Report each line of the data that includes the word "TradingView".
>> begin RECORDS FOR THIS TASK
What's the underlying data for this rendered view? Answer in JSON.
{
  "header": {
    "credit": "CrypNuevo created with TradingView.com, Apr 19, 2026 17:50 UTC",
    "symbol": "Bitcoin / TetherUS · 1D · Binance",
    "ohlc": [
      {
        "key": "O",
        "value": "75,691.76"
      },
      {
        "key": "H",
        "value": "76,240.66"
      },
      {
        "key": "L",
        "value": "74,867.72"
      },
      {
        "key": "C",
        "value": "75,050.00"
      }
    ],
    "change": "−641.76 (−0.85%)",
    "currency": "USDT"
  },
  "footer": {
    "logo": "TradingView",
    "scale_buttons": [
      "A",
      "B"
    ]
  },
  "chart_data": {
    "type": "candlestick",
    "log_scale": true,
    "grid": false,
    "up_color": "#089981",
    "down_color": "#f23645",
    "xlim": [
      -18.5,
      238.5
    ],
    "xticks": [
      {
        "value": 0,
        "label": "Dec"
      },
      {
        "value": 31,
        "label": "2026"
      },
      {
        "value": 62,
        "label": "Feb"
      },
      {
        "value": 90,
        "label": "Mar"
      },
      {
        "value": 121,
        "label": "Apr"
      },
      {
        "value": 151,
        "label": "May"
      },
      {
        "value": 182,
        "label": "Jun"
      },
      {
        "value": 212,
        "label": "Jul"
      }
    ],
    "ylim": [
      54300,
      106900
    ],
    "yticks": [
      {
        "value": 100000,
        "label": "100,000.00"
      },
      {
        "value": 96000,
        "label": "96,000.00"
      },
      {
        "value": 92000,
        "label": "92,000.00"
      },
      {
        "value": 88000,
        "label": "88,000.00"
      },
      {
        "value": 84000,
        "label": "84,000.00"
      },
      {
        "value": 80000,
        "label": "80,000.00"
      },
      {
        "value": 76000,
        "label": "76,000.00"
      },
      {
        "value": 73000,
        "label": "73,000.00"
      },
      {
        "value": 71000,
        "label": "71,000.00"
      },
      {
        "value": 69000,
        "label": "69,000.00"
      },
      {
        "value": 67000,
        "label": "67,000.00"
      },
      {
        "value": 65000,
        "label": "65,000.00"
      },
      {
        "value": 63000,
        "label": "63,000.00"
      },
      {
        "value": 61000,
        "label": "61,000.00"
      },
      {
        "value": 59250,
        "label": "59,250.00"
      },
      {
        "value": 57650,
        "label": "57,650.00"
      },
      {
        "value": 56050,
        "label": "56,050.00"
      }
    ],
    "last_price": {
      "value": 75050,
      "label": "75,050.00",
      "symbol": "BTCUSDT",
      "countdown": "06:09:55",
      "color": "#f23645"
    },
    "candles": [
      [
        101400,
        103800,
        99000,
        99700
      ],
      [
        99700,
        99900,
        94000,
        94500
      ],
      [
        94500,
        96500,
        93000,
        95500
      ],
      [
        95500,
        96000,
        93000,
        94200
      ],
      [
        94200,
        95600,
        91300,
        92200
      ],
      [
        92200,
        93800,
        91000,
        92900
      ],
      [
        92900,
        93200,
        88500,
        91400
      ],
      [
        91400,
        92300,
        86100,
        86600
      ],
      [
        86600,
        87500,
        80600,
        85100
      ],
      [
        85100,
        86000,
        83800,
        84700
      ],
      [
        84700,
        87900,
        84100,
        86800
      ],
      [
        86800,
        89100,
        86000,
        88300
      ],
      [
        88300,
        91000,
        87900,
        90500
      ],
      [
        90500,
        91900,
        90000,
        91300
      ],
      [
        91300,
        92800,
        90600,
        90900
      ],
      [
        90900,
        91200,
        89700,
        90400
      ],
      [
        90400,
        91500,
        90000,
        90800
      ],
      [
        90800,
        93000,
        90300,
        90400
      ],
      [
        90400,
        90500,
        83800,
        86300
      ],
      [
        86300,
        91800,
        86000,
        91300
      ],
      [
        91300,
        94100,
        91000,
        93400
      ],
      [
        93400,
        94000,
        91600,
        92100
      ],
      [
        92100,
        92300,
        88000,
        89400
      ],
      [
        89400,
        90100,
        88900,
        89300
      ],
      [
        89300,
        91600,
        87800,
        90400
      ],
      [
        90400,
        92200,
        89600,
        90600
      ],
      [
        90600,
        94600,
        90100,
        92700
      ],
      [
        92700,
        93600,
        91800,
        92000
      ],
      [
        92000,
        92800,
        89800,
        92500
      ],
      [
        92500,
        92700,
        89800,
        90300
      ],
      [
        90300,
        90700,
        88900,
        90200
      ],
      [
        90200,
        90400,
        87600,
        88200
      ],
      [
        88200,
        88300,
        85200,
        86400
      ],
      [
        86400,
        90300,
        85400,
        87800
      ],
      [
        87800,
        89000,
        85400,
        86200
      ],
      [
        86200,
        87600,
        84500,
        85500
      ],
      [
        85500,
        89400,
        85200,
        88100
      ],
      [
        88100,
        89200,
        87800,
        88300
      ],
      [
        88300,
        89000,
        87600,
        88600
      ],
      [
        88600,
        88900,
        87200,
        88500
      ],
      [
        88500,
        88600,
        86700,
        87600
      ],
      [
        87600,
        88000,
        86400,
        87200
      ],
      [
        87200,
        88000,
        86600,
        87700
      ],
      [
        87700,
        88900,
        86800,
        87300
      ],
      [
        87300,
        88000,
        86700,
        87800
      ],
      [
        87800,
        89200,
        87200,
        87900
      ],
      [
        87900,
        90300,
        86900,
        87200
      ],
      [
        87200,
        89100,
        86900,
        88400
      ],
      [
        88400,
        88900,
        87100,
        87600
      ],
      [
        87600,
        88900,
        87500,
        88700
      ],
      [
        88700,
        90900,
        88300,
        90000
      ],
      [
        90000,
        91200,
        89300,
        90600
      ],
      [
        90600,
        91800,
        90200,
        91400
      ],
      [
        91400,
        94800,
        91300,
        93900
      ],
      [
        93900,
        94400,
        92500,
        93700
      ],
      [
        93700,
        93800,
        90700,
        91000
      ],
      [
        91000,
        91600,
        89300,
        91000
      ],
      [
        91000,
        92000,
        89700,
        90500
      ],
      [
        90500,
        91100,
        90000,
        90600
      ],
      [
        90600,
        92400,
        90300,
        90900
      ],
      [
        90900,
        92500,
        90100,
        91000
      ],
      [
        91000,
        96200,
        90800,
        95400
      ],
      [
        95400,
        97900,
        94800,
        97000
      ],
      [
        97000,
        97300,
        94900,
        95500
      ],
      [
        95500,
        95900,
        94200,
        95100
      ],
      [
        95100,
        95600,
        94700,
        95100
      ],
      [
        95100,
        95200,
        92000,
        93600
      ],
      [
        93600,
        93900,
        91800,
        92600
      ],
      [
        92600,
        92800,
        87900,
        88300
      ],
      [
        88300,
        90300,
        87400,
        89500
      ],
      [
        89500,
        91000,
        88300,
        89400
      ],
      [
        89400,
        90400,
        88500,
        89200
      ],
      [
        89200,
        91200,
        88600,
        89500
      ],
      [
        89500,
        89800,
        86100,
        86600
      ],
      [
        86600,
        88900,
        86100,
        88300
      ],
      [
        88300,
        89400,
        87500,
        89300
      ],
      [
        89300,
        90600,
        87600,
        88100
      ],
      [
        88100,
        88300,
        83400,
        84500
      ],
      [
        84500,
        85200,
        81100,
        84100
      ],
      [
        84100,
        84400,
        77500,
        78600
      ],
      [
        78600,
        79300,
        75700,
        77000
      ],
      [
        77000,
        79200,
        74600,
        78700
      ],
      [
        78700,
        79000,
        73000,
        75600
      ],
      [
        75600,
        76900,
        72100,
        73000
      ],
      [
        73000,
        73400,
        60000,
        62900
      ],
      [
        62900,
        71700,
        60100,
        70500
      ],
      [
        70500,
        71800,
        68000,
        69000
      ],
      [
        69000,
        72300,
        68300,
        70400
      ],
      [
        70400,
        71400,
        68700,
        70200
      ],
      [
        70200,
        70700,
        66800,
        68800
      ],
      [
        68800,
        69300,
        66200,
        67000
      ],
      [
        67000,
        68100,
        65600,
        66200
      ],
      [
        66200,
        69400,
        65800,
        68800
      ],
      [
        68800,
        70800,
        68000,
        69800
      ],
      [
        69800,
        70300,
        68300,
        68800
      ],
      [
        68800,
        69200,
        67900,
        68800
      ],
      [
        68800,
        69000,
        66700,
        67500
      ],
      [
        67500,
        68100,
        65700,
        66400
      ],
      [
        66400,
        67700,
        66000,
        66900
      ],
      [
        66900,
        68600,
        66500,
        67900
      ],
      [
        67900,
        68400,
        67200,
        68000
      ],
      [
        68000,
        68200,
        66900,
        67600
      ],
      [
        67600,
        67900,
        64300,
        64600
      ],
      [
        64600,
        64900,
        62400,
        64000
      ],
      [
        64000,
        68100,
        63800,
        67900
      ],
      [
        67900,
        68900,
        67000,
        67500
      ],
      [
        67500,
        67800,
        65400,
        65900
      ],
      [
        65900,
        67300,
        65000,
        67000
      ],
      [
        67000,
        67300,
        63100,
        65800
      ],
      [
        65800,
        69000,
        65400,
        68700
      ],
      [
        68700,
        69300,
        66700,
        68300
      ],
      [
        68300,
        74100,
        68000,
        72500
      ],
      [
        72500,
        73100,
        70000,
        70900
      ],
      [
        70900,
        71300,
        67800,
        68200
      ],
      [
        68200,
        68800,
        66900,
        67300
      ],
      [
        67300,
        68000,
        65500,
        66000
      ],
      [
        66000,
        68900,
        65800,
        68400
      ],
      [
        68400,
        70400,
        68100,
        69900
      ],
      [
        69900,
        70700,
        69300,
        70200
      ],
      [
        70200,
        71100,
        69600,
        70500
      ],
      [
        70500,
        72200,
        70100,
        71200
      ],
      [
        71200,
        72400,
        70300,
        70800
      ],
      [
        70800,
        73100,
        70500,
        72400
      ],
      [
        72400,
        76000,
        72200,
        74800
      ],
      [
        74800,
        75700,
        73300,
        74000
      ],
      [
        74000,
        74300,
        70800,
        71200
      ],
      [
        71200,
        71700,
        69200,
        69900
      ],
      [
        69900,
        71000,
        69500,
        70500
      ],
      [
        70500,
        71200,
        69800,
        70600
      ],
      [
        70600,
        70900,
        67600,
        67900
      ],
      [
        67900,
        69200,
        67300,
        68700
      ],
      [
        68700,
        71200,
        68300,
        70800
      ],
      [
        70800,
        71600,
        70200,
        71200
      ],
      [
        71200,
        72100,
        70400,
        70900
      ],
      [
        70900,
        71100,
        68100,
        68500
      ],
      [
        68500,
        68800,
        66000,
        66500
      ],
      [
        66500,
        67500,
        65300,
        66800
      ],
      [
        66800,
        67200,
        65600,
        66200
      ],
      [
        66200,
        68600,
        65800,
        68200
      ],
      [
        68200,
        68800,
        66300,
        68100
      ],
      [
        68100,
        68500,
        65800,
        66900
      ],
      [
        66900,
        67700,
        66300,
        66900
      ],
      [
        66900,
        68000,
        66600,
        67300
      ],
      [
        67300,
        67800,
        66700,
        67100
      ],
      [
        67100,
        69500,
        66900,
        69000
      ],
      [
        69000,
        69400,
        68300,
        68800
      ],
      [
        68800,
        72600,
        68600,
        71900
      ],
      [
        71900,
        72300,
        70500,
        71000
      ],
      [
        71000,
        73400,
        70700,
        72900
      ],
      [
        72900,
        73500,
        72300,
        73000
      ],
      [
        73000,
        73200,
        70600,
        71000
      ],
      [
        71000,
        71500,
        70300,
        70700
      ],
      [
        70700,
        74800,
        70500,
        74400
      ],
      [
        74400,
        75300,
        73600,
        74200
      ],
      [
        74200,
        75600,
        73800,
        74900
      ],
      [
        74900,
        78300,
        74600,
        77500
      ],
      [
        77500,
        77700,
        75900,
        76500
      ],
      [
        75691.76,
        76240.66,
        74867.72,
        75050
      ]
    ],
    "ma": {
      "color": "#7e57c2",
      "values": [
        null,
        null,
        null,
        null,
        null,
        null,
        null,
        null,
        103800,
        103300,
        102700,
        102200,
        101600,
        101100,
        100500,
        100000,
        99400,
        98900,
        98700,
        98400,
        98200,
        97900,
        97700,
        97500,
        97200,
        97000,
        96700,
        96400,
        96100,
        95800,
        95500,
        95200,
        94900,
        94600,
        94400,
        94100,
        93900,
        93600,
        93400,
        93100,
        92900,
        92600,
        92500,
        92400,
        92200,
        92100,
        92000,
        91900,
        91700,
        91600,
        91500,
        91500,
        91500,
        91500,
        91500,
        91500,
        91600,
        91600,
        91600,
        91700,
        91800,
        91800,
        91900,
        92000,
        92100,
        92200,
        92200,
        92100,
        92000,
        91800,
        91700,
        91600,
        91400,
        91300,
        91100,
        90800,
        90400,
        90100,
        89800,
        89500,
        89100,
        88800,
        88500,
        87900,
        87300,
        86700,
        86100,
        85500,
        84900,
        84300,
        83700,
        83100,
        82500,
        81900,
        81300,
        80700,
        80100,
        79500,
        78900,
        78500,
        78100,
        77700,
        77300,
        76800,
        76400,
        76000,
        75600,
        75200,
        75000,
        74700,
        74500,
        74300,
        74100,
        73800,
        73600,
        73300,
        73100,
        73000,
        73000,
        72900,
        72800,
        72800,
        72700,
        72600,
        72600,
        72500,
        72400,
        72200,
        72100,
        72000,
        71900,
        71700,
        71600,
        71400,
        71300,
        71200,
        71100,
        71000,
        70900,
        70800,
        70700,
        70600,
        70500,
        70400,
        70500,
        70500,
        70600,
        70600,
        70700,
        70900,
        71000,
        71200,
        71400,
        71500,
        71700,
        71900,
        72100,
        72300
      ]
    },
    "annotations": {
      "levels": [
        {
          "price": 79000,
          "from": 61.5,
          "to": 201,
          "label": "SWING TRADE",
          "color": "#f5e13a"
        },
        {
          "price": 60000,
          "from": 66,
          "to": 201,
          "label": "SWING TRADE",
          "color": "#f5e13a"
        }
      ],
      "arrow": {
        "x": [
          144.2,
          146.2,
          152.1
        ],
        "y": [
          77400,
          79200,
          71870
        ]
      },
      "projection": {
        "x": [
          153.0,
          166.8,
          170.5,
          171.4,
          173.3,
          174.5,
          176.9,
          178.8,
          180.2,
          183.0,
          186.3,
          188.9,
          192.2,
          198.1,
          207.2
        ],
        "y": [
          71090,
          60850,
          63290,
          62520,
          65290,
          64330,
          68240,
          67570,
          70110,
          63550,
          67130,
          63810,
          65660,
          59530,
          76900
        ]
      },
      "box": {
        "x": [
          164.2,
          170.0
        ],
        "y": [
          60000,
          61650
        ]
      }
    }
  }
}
>> end RECORDS FOR THIS TASK
### WRITTEN REPLY:
    "credit": "CrypNuevo created with TradingView.com, Apr 19, 2026 17:50 UTC",
    "logo": "TradingView",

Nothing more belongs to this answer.